Stated exercise a -
Answer these questions from the "Losing Nemo" article:
(i) Who was the new Disney studio chairman who suggested buying Pixar?
(ii) How much did Finding Nemo take in?
(iii) Which film did Eisner want to win the animation Oscar?

Losing Nemo

It seemed like a good idea at the time. Joe Roth, who was then the new Disney studio chairman, took his brainstorm to his boss, Walt Disney Corp. chairman Michael Eisner. Pixar’s first animated feature for Disney, Toy Story, had outgrossed every Disney-made movie but Aladdin and the mighty Lion King, and director John Lasseter had been hailed as the genius behind a new era in 3-D computer-generated animation. It was early 1997, and the stink of ex–CAA chief Mike Ovitz’s exit from the studio was still on the Burbank lot. Eisner needed a No. 2, and Disney’s own animation division was stuck in a post–Jeffrey Katzenberg rut. Roth said he had the perfect fix: Buy Pixar, put Lasseter in charge of revitalizing the Disney brand, and bring in Pixar chief Steve Jobs, the innovative marketing whiz who co-founded Apple Computer, as Ovitz’s replacement.

Eisner threw Roth out of his office.

Funny how things turn out. Over the past six years, Eisner has struggled, under steady fire from Wall Street and his board, to keep the massive Disney train on track. While Disney live-action has flourished since Roth ducked out three years ago to start Revolution Studios and join Pixar’s six-man board, Disney animation has not. Eisner’s handpicked deputy, the hapless Robert Iger, is marked for sacrifice if he fails to turn ABC around. And Pixar has become the dominant force in animation today. While Disney’s Pirates of the Caribbean and Freaky Friday are welcome summer hits, it is Pixar’s No. 1 triumph, the $335 million blockbuster Finding Nemo, that delivered Disney the season’s box-office crown.

Finding Nemo’s success is a mixed blessing for Disney. Eisner would prefer the studio’s biggest hits to be home-grown, not imported from Pixar’s $88 million Bay Area headquarters. At last year’s Academy Awards, he was rooting for the animation Oscar to go to Disney’s own Lilo + Stitch, not Lasseter’s sound mix of Hayao Miyazaki’s Spirited Away (which won anyway). Over the past two years, as Eisner and Jobs have danced around the terms of a new Pixar-Disney deal, their relationship has not improved. They’re the same personality type: stubborn, proud, competitive egomaniac. Crowing publicly about Pixar’s success, Jobs has openly been shopping for a new deal at rival studios. But Eisner gives as good as he gets, praising Lasseter to the skies while saying he hopes to inject some “Disney blood” into Jobs. The more the industry drumbeat sounds off about how much Disney needs Pixar, the more Eisner seems to dig in his heels. He might have been able to buy Pixar six years ago, but he certainly can’t do it today.

A genial leader beloved by his troops, John Lasseteris a true Hollywood visionary—a creator with brilliant story sense, irresistible comic timing, and sound commercial instincts—not unlike Walt Disney, or Steven Spielberg. His Pixar record is an unbelievable five for five. Finding Nemo has broken The Lion King’s record as the highest-grossing animated movie of all time, having crossed over from kids and families to single adults. Boomers loved it.

Supplied data -
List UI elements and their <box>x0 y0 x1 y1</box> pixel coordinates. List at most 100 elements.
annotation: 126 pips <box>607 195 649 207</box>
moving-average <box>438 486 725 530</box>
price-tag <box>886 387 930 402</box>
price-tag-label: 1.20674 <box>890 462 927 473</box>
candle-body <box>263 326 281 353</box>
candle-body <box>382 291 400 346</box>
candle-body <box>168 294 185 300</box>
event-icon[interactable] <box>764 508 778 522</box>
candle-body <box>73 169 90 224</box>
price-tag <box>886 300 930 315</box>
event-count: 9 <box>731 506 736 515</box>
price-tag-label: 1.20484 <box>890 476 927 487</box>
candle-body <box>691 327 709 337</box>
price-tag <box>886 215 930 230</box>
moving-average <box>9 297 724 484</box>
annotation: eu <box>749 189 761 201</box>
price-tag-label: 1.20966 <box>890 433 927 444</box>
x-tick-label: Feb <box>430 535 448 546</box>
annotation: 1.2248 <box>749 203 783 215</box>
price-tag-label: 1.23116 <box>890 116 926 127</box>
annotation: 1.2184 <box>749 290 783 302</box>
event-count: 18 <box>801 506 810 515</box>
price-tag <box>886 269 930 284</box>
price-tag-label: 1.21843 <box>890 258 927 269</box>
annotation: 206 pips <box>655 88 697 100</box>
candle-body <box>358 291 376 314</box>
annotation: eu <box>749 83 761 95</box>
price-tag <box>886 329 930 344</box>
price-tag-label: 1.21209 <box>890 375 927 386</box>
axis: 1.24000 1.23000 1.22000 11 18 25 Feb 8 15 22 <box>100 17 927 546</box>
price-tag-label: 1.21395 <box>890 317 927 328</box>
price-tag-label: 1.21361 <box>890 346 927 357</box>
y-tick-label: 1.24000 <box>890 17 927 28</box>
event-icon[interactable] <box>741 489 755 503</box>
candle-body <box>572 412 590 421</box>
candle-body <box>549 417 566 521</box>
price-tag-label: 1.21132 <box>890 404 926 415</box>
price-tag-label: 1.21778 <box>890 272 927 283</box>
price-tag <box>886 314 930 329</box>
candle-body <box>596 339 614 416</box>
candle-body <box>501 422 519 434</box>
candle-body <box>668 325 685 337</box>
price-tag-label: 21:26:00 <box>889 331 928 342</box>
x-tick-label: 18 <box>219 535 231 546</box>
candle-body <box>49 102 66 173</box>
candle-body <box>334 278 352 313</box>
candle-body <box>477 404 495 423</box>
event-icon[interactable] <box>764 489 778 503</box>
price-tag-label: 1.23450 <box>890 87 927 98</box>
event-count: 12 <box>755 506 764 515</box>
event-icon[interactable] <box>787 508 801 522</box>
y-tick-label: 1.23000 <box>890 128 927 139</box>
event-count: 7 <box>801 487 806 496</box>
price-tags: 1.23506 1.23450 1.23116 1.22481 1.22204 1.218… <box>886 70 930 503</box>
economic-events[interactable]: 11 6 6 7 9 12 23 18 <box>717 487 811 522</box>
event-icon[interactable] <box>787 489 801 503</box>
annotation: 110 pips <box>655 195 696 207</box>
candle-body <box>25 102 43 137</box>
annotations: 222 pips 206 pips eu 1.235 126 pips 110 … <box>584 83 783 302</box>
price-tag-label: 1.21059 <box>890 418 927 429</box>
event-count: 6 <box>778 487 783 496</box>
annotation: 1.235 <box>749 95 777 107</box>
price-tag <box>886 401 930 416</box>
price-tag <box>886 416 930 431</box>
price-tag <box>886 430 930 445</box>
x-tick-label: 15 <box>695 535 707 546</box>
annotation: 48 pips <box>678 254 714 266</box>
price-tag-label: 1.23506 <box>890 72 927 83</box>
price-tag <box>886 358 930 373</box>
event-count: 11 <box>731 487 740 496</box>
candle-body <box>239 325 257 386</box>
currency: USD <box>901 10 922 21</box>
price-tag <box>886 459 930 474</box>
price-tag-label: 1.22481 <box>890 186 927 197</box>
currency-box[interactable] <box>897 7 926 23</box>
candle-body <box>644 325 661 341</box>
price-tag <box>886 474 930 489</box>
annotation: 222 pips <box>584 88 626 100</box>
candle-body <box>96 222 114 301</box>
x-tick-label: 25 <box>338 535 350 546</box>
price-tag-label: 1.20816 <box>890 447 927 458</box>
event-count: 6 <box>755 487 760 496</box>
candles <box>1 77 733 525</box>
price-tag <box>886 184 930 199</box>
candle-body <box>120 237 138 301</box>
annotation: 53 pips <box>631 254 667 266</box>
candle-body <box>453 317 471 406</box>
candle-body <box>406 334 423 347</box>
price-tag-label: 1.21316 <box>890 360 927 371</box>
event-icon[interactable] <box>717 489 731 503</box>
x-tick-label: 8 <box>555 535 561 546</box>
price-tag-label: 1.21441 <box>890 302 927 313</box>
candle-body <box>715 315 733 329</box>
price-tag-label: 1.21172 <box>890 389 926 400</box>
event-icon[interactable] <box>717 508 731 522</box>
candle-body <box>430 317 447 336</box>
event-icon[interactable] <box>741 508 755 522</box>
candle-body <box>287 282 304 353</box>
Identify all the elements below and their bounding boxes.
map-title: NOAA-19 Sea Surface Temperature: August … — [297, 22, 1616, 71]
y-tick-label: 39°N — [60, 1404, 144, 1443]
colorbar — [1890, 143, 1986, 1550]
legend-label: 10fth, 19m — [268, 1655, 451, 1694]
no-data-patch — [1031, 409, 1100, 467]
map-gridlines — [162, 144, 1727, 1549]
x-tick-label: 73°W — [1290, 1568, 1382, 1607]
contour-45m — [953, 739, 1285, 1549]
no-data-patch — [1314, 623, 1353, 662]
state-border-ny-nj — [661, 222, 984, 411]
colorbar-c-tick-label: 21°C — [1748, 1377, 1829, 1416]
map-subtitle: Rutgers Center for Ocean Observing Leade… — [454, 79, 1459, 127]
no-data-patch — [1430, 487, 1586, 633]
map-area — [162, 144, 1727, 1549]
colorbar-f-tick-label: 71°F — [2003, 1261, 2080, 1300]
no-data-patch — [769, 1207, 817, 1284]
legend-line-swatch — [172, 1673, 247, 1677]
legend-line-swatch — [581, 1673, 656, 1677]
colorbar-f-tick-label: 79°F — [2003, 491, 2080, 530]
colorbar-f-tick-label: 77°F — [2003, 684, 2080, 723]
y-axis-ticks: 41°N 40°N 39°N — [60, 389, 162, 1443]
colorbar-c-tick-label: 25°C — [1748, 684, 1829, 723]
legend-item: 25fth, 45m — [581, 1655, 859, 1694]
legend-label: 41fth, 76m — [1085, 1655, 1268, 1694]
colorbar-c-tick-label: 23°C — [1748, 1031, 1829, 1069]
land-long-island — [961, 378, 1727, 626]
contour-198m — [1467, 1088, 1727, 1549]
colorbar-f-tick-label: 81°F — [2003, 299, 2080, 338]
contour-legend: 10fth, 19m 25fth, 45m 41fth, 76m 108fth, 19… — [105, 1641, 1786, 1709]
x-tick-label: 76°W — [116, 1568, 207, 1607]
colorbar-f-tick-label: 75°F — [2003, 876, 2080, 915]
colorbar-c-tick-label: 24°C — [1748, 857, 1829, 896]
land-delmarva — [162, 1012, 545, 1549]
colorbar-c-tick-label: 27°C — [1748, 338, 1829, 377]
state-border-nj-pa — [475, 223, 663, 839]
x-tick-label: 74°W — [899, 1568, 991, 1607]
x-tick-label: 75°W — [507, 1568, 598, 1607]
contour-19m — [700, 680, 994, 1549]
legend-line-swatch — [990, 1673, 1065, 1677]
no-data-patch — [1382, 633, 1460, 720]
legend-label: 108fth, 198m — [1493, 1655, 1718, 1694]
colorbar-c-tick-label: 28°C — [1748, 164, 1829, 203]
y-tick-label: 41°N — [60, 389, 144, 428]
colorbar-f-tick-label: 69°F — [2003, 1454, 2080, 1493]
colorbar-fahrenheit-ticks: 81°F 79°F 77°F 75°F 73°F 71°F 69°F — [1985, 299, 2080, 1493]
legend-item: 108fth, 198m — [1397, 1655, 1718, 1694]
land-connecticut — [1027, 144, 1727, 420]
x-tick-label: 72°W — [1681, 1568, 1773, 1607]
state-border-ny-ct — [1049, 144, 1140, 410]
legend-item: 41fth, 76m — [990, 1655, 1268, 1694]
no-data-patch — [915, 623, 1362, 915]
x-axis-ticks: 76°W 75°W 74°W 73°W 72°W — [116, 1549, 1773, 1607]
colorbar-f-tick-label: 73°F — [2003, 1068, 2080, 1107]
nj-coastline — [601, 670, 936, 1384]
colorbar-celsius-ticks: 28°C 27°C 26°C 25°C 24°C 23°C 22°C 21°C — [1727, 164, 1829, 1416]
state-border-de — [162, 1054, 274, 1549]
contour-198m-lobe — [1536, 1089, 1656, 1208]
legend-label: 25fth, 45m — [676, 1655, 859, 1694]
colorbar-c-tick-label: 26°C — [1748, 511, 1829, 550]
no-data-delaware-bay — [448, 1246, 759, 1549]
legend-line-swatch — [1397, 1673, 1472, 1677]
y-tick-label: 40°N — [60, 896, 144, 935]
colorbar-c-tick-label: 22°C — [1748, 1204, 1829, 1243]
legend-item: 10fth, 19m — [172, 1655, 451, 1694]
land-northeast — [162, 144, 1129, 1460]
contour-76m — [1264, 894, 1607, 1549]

Stated exercise b - Copy the entries word for word. Begin with their first line and stop after the line that contains "annotation: 1.2248 <box>749 203 783 215</box>".

Expected answer a -
(i) Joe Roth
(ii) $335 million
(iii) Lilo + Stitch

Expected answer b -
List UI elements and their <box>x0 y0 x1 y1</box> pixel coordinates. List at most 100 elements.
annotation: 126 pips <box>607 195 649 207</box>
moving-average <box>438 486 725 530</box>
price-tag <box>886 387 930 402</box>
price-tag-label: 1.20674 <box>890 462 927 473</box>
candle-body <box>263 326 281 353</box>
candle-body <box>382 291 400 346</box>
candle-body <box>168 294 185 300</box>
event-icon[interactable] <box>764 508 778 522</box>
candle-body <box>73 169 90 224</box>
price-tag <box>886 300 930 315</box>
event-count: 9 <box>731 506 736 515</box>
price-tag-label: 1.20484 <box>890 476 927 487</box>
candle-body <box>691 327 709 337</box>
price-tag <box>886 215 930 230</box>
moving-average <box>9 297 724 484</box>
annotation: eu <box>749 189 761 201</box>
price-tag-label: 1.20966 <box>890 433 927 444</box>
x-tick-label: Feb <box>430 535 448 546</box>
annotation: 1.2248 <box>749 203 783 215</box>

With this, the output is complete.